Return all entries precisely as they stand, without the images.
######
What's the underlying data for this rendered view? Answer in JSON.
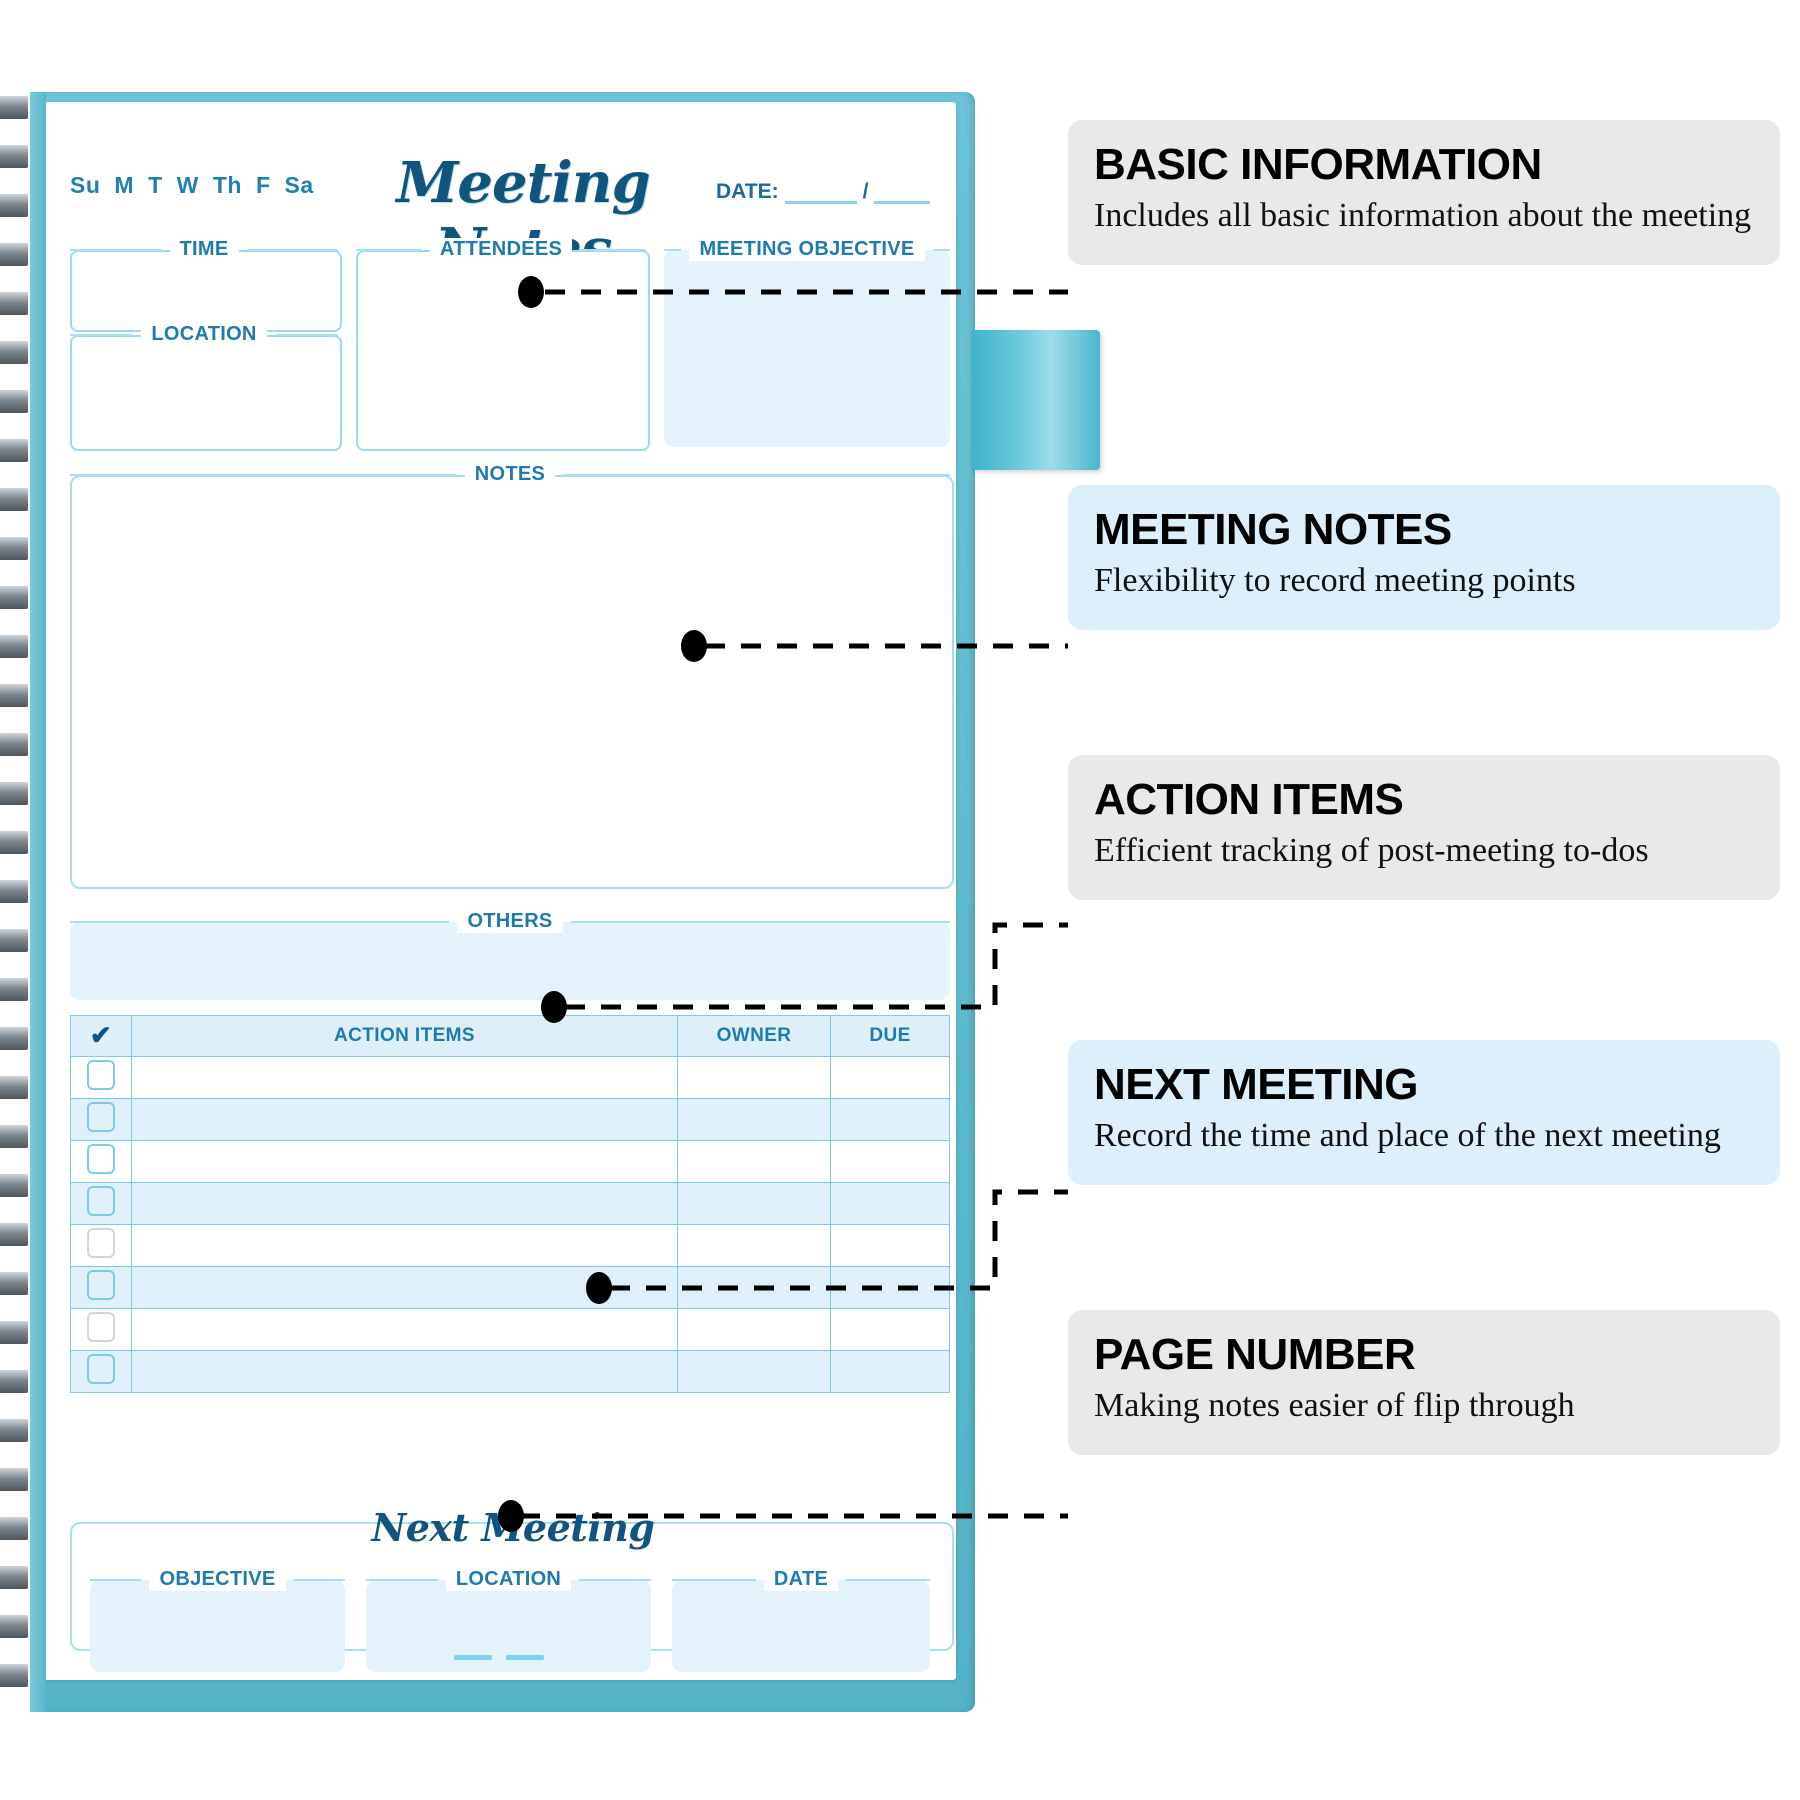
{
  "notebook": {
    "title": "Meeting Notes",
    "weekdays": [
      "Su",
      "M",
      "T",
      "W",
      "Th",
      "F",
      "Sa"
    ],
    "date_label": "DATE:",
    "date_separator": "/",
    "fields": {
      "time": "TIME",
      "location": "LOCATION",
      "attendees": "ATTENDEES",
      "objective": "MEETING OBJECTIVE",
      "notes": "NOTES",
      "others": "OTHERS"
    },
    "action_table": {
      "check_symbol": "✔",
      "headers": [
        "ACTION ITEMS",
        "OWNER",
        "DUE"
      ],
      "row_count": 8
    },
    "next_meeting": {
      "heading": "Next Meeting",
      "fields": [
        "OBJECTIVE",
        "LOCATION",
        "DATE"
      ]
    }
  },
  "callouts": [
    {
      "title": "BASIC INFORMATION",
      "body": "Includes all basic information about the meeting",
      "style": "gray"
    },
    {
      "title": "MEETING NOTES",
      "body": "Flexibility to record meeting points",
      "style": "bluebg"
    },
    {
      "title": "ACTION ITEMS",
      "body": "Efficient tracking of post-meeting to-dos",
      "style": "gray"
    },
    {
      "title": "NEXT MEETING",
      "body": "Record the time and place of the next meeting",
      "style": "bluebg"
    },
    {
      "title": "PAGE NUMBER",
      "body": "Making notes easier of flip through",
      "style": "gray"
    }
  ],
  "colors": {
    "cover_teal": "#5fbccf",
    "ink_blue": "#1d7bb0",
    "deep_blue": "#11557f",
    "fill_blue": "#e3f2fb",
    "line_blue": "#9ad9f0",
    "callout_gray": "#e9e9e9",
    "callout_blue": "#ddeffb",
    "connector_black": "#000000"
  }
}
######
## Expected answer
What's the underlying data for this rendered view? Answer in JSON.
{
  "notebook": {
    "title": "Meeting Notes",
    "weekdays": [
      "Su",
      "M",
      "T",
      "W",
      "Th",
      "F",
      "Sa"
    ],
    "date_label": "DATE:",
    "date_separator": "/",
    "fields": {
      "time": "TIME",
      "location": "LOCATION",
      "attendees": "ATTENDEES",
      "objective": "MEETING OBJECTIVE",
      "notes": "NOTES",
      "others": "OTHERS"
    },
    "action_table": {
      "check_symbol": "✔",
      "headers": [
        "ACTION ITEMS",
        "OWNER",
        "DUE"
      ],
      "row_count": 8
    },
    "next_meeting": {
      "heading": "Next Meeting",
      "fields": [
        "OBJECTIVE",
        "LOCATION",
        "DATE"
      ]
    }
  },
  "callouts": [
    {
      "title": "BASIC INFORMATION",
      "body": "Includes all basic information about the meeting",
      "style": "gray"
    },
    {
      "title": "MEETING NOTES",
      "body": "Flexibility to record meeting points",
      "style": "bluebg"
    },
    {
      "title": "ACTION ITEMS",
      "body": "Efficient tracking of post-meeting to-dos",
      "style": "gray"
    },
    {
      "title": "NEXT MEETING",
      "body": "Record the time and place of the next meeting",
      "style": "bluebg"
    },
    {
      "title": "PAGE NUMBER",
      "body": "Making notes easier of flip through",
      "style": "gray"
    }
  ],
  "colors": {
    "cover_teal": "#5fbccf",
    "ink_blue": "#1d7bb0",
    "deep_blue": "#11557f",
    "fill_blue": "#e3f2fb",
    "line_blue": "#9ad9f0",
    "callout_gray": "#e9e9e9",
    "callout_blue": "#ddeffb",
    "connector_black": "#000000"
  }
}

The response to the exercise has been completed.